**EXTRACT**:
※
Thank you very much for the key thing. I'm gonna zoom around from topic to topic in my session and two key things to remember in case I don't mention them enough as I'm going through. One is that what's been said so far by the previous speakers is that effectively, as I was sitting there listening is that if you don't have visibility, you're not able to determine and assess whether or not you need to protect something and how you're going to detect it and so on. So the first thing is, and what I'm gonna be talking about is around visibility.
So it's important that we get visibility that's one of the drivers. The other thing is, and I know you don't need reminding of this, is that in theory there's no difference between theory and practice. Just like in theory following standards and complying to standards means that you should theoretically be more secure.
But let's, let's look at that.
Okay, so I'm gonna go through, I won't go through this, I'm gonna try and save you some time. So the question is why, why should we even be thinking about analyzing any industry frameworks at all? Well the first thing that came to my mind was, you know, the CISOs and the visibility thing had no visibility of wireless communications. This was some work I was doing.
I was working with a vendor early this year and that particular vendor looked at wireless networks and picked up, the easiest way to describe their technology is if like, if we were at party and I was watching all of you, I'll be able to see who's speaking to who, although I wouldn't be able to tell what you were saying to each other. So the technology gave visibility and that's really what, what, what, where, where some of this was coming from.
So it was around visibility and that was one example.
And I've always been very interested in visibility generally, because if we don't have visibility of deep fakes, if we don't have visibility of what's true and what's fake news and things like that have, if we don't have the tools to actually check that we have good visibility, how on earth are we gonna be able to move from where we are to do anything about it? So that was the first thing in terms of having that visibility.
Secondly, it was around, you know, what are we seeing that should have been covered by existing standards? And this comes up all the time, lots of events that I speak at where people talk about standards and they talk about what's missing and so on.
So it, it was coming from that perspective and that's why we should be looking at a analyzing the frameworks and then it was looking at wireless tax have been growing over the last five years but not recognized because everyone's looking at each other.
※
**TO DO**:
(a) Reproduce the passage of the talk verbatim, starting at "So it was around" and ending at "having that visibility.".
(b) According to the talk, what did the CISOs have no visibility of?

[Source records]
※
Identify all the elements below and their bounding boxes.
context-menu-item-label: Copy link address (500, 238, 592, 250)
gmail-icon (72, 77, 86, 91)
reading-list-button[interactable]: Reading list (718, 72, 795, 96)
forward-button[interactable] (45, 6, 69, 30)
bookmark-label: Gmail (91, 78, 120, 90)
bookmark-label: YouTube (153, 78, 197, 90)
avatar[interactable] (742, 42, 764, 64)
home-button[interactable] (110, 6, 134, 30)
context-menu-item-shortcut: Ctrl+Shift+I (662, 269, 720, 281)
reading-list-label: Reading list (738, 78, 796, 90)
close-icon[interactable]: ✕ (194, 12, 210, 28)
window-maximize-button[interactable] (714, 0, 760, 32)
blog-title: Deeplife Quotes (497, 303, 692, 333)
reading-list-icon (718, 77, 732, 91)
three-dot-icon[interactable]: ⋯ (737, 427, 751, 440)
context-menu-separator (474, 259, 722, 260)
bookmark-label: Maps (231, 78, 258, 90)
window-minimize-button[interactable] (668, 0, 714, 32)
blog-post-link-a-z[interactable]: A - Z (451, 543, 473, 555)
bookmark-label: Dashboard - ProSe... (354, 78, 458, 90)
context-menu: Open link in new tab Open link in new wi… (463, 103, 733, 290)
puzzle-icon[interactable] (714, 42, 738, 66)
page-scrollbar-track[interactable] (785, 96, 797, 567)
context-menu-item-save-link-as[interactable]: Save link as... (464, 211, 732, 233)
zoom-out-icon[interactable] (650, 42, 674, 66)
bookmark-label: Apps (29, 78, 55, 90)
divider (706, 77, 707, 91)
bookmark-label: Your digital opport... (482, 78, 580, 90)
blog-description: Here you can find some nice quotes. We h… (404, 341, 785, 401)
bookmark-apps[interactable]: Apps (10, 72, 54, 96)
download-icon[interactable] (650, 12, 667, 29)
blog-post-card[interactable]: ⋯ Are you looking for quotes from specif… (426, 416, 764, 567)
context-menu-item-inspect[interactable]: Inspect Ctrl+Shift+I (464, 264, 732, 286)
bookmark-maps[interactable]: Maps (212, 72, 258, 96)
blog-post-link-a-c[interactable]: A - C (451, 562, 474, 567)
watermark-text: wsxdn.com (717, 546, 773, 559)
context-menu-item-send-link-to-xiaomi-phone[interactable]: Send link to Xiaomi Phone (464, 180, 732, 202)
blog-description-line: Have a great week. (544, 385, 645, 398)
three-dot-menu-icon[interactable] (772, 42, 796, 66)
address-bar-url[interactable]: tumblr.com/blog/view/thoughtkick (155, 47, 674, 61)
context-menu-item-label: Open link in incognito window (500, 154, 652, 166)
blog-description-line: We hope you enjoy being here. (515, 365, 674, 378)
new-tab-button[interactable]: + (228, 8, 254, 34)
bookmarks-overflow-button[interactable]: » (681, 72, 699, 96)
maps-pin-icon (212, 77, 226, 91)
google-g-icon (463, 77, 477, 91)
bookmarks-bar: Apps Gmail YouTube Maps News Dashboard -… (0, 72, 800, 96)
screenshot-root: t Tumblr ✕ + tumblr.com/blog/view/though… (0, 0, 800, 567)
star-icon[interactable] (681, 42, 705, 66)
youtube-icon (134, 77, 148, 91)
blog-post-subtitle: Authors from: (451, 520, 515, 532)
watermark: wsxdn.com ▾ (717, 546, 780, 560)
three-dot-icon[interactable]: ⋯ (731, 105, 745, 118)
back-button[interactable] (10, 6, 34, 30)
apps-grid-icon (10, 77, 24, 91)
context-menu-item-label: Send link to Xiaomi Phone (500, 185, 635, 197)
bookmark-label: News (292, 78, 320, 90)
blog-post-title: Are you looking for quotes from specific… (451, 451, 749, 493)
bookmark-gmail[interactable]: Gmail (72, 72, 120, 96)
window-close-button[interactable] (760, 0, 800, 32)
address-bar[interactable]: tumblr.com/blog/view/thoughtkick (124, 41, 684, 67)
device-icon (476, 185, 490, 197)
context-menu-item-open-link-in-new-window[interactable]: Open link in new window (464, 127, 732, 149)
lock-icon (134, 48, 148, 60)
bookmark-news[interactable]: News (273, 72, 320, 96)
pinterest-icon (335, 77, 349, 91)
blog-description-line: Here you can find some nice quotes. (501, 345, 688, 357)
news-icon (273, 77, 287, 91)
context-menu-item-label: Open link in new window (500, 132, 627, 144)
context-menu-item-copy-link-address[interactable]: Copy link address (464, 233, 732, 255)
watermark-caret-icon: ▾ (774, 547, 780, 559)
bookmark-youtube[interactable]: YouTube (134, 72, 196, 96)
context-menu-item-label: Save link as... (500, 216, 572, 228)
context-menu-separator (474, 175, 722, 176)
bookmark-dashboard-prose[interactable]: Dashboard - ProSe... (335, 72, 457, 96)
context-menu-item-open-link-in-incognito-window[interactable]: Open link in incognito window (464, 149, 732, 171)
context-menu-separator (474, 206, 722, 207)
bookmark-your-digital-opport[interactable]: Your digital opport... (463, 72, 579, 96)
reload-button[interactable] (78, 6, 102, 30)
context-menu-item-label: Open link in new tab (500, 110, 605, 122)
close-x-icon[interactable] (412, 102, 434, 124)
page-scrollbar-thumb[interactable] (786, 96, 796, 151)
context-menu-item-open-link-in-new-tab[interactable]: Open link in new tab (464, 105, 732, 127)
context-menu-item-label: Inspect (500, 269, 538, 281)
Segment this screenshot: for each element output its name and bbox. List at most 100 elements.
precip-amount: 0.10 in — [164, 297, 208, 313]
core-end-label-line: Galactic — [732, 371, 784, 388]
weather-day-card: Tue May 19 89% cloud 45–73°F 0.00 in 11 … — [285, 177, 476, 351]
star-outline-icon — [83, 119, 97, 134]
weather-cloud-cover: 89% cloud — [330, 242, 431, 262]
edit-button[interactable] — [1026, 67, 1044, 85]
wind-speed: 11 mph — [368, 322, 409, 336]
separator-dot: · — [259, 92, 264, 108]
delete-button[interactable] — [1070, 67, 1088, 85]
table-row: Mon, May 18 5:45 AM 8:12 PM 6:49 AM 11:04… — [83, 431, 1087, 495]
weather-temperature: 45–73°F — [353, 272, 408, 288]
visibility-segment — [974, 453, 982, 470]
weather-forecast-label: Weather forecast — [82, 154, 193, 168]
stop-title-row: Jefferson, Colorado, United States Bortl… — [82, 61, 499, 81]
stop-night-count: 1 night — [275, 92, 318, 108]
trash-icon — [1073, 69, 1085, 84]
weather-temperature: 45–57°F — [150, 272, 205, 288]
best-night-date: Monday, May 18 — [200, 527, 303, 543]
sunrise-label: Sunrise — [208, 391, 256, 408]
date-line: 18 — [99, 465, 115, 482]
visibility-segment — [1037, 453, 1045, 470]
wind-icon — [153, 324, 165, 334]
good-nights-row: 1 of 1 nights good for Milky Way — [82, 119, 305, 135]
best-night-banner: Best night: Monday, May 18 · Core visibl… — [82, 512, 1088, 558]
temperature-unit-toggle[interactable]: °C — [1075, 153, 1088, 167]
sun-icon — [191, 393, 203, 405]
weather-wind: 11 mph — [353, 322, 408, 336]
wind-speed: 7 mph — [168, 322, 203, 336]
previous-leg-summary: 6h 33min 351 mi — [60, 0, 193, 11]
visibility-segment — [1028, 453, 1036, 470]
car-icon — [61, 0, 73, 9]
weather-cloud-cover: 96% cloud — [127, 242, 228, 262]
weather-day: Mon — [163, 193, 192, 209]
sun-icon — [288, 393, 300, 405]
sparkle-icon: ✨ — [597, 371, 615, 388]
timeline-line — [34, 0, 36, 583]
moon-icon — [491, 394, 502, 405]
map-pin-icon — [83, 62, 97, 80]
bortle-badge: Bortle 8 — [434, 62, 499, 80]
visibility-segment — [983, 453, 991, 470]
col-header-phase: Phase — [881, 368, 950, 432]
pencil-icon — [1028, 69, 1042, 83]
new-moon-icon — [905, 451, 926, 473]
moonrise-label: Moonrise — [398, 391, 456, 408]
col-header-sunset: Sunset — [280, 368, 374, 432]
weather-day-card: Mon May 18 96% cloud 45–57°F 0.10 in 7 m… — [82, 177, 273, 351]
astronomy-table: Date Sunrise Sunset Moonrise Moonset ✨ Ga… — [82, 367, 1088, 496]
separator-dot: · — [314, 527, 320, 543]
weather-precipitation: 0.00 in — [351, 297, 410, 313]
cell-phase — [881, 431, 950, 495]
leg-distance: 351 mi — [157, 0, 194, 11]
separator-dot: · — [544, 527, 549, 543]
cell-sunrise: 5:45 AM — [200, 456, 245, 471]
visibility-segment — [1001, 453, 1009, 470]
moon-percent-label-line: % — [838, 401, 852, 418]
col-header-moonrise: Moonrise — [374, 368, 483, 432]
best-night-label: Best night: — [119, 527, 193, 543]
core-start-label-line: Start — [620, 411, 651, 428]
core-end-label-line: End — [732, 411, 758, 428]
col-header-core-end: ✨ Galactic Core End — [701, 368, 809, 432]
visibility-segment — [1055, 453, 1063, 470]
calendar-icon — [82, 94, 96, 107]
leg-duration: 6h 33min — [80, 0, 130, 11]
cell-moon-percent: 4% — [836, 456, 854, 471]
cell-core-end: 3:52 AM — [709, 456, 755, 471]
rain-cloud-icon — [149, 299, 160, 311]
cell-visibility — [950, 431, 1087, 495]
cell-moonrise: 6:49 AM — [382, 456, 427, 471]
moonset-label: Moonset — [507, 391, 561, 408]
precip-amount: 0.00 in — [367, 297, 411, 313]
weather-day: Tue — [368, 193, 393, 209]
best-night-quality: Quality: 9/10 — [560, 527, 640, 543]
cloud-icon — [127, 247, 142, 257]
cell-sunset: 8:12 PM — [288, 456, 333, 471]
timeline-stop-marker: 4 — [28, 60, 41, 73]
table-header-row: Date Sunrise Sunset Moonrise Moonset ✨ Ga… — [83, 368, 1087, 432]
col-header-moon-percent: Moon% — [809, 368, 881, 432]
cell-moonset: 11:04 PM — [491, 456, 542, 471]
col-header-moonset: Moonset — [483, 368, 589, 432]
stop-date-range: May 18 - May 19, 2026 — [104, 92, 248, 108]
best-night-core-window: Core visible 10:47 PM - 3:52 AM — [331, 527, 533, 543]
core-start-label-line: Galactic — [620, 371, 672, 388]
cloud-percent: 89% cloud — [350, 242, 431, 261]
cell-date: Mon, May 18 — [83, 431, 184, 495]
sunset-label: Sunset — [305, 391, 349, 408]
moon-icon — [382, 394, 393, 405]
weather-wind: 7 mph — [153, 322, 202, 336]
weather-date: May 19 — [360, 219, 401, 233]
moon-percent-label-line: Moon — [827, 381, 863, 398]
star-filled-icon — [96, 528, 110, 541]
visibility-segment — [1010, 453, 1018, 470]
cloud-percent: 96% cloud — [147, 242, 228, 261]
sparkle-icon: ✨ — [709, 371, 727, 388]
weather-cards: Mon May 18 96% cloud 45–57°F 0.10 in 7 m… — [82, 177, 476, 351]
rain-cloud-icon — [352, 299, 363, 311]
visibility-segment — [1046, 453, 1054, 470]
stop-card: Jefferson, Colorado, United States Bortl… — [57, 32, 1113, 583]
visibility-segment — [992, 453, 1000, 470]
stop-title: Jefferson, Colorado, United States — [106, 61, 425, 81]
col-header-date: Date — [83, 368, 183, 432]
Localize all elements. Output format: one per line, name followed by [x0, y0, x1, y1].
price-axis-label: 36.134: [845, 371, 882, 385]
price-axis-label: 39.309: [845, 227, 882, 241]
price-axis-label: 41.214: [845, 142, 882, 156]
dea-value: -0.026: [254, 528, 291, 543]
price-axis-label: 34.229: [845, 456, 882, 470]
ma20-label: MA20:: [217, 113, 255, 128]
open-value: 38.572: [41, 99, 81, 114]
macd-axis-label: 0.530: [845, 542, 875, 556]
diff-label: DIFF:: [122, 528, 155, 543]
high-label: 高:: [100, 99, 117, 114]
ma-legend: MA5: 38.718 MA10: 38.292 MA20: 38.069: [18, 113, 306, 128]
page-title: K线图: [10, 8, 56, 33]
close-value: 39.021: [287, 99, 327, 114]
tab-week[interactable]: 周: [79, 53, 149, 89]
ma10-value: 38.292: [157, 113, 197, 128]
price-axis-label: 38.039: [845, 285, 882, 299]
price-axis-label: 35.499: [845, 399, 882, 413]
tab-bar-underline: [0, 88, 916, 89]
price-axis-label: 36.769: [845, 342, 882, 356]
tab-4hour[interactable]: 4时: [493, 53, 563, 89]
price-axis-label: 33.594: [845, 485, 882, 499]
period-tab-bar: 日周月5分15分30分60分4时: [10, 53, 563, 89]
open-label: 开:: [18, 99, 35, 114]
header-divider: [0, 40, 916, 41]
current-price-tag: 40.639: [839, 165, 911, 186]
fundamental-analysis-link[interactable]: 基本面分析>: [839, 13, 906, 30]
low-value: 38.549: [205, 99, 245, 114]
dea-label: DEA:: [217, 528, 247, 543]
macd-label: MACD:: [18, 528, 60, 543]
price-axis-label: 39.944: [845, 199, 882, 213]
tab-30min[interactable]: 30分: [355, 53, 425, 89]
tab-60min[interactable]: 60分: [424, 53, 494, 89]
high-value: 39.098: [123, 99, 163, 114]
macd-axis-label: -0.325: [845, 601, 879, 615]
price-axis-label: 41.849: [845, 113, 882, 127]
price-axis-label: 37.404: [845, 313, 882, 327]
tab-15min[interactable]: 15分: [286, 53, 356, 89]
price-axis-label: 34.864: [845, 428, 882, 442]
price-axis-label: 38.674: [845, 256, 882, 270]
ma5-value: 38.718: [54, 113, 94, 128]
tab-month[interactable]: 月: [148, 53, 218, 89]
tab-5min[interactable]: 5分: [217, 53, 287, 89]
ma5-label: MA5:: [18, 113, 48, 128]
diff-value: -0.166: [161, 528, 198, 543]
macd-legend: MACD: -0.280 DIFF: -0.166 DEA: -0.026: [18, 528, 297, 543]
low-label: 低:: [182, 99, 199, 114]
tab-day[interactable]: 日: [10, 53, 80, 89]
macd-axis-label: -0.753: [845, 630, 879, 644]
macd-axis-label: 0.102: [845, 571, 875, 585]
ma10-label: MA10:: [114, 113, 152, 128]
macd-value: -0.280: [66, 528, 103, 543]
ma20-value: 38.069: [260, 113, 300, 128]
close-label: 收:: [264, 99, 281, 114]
※
**ANSWERS FOR THE EXERCISE**:
(a)
So it was around visibility and that was one example.
And I've always been very interested in visibility generally, because if we don't have visibility of deep fakes, if we don't have visibility of what's true and what's fake news and things like that have, if we don't have the tools to actually check that we have good visibility, how on earth are we gonna be able to move from where we are to do anything about it? So that was the first thing in terms of having that visibility.

(b) Wireless communications.